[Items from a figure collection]
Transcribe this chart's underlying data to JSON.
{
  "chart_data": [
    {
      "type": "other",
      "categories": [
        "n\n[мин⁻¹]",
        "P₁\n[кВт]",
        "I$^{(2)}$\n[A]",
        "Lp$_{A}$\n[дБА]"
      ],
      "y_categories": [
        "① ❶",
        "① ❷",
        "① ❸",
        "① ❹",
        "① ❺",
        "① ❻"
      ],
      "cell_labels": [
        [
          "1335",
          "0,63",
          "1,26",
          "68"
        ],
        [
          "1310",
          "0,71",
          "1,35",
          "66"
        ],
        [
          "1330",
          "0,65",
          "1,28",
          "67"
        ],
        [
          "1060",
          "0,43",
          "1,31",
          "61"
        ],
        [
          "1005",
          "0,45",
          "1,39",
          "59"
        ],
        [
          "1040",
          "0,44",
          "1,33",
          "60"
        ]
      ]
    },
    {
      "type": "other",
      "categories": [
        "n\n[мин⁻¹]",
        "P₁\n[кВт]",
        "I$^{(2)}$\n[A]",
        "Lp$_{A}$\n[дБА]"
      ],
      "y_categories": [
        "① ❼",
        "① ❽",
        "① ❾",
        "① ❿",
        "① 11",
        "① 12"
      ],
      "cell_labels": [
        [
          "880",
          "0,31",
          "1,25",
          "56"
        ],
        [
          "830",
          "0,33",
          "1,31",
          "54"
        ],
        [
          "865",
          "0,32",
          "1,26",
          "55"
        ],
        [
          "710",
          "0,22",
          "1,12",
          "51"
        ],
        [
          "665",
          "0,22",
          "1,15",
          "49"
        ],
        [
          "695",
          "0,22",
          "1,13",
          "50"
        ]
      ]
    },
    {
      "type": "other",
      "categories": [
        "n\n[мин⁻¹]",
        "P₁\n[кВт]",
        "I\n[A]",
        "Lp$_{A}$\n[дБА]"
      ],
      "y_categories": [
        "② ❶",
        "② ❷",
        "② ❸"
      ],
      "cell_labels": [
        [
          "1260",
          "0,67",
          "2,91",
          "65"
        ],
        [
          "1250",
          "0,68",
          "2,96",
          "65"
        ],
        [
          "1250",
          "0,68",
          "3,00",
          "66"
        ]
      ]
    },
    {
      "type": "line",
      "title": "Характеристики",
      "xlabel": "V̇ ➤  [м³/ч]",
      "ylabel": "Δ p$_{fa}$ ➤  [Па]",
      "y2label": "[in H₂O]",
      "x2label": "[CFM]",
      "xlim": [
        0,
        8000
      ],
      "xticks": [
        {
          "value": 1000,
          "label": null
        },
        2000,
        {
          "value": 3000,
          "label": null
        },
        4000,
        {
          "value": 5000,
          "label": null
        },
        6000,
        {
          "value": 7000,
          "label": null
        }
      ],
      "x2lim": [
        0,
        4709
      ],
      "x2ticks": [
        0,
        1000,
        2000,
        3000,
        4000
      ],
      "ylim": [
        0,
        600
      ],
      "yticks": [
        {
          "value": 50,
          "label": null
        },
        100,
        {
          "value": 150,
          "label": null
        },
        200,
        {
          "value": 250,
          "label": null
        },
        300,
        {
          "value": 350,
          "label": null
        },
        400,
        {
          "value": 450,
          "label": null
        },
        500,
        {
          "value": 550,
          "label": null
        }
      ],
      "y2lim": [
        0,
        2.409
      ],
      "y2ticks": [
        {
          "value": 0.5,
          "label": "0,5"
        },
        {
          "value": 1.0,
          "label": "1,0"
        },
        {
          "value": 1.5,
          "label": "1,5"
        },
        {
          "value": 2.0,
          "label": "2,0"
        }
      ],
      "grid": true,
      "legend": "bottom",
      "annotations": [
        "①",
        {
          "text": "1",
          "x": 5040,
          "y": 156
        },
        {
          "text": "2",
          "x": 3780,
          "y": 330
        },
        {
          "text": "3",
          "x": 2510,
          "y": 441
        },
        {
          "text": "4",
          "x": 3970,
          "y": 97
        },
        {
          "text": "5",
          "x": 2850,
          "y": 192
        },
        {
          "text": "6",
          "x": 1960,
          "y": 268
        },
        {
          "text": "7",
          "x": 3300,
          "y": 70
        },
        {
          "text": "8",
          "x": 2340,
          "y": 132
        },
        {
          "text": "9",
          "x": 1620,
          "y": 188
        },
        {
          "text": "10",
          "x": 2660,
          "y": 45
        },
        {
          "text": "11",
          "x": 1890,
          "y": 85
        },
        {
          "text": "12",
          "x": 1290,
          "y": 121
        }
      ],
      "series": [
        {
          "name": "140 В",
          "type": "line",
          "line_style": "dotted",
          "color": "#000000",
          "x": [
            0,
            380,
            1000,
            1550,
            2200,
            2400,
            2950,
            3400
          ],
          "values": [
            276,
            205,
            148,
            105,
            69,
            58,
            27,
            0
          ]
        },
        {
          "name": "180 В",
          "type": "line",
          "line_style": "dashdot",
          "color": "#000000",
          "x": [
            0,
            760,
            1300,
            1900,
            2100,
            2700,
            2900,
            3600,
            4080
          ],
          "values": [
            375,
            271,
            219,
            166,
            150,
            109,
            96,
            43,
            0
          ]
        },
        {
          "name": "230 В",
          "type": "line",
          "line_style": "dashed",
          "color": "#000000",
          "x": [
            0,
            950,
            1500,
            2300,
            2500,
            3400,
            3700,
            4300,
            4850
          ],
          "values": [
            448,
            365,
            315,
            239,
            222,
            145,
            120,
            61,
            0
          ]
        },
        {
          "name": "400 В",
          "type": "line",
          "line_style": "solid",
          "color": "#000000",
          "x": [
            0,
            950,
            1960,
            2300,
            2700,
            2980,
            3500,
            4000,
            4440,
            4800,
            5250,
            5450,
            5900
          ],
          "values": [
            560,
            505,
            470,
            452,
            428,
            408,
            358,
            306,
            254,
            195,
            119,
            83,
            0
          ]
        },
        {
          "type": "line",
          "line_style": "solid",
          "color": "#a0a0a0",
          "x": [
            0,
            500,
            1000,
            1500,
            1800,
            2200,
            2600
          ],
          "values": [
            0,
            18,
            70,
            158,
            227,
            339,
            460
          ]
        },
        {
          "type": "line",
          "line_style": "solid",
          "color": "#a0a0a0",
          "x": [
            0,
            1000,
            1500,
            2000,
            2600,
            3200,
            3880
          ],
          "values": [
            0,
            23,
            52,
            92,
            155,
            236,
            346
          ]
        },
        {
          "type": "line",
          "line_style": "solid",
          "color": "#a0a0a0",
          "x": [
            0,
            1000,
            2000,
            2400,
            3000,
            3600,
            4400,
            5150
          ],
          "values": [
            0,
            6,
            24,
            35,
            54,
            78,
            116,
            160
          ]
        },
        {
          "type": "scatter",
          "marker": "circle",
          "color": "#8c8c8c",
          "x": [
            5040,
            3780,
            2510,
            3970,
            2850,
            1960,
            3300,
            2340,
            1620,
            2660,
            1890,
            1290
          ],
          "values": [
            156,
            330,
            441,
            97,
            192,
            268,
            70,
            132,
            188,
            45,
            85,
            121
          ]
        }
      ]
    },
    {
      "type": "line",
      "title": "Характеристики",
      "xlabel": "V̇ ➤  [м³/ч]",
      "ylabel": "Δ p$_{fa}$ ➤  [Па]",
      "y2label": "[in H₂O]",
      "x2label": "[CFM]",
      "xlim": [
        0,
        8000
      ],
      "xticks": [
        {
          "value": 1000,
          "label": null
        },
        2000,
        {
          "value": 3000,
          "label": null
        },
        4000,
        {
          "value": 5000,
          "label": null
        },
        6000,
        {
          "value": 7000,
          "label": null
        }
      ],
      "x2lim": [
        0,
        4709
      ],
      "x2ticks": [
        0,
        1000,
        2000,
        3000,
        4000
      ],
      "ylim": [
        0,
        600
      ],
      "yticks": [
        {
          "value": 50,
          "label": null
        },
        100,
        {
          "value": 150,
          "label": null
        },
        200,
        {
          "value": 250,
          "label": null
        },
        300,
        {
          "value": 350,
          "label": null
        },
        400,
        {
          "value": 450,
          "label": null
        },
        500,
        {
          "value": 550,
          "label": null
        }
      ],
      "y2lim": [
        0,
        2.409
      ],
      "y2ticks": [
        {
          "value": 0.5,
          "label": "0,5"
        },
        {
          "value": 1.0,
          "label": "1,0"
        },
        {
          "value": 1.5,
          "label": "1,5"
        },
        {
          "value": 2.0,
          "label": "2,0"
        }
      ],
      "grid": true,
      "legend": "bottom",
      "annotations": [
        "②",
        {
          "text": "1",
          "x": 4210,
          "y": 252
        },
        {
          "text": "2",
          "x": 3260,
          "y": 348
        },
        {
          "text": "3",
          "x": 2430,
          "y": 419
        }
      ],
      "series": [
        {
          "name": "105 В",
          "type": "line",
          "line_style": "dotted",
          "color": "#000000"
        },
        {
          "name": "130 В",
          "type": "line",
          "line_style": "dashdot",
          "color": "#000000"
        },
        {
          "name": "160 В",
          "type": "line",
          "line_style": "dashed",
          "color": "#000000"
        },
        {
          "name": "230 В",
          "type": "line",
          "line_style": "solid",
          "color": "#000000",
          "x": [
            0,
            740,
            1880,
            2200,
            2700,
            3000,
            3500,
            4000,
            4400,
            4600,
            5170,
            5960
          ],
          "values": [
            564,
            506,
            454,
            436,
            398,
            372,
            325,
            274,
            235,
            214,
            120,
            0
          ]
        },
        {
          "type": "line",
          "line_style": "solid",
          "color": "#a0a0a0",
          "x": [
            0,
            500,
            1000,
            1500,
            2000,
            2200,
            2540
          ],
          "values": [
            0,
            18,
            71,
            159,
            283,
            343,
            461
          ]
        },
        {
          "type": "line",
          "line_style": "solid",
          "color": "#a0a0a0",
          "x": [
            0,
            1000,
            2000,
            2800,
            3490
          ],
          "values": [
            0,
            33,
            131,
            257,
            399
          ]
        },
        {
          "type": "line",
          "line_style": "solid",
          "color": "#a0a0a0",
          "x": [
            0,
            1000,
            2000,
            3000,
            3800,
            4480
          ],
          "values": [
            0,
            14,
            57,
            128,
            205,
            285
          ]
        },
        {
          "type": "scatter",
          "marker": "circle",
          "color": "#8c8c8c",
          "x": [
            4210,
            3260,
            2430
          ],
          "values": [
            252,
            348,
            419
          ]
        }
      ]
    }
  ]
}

▶ Goal
Each line holding "name" must be found and copied.

▶ Response below
          "name": "140 В",
          "name": "180 В",
          "name": "230 В",
          "name": "400 В",
          "name": "105 В",
          "name": "130 В",
          "name": "160 В",
          "name": "230 В",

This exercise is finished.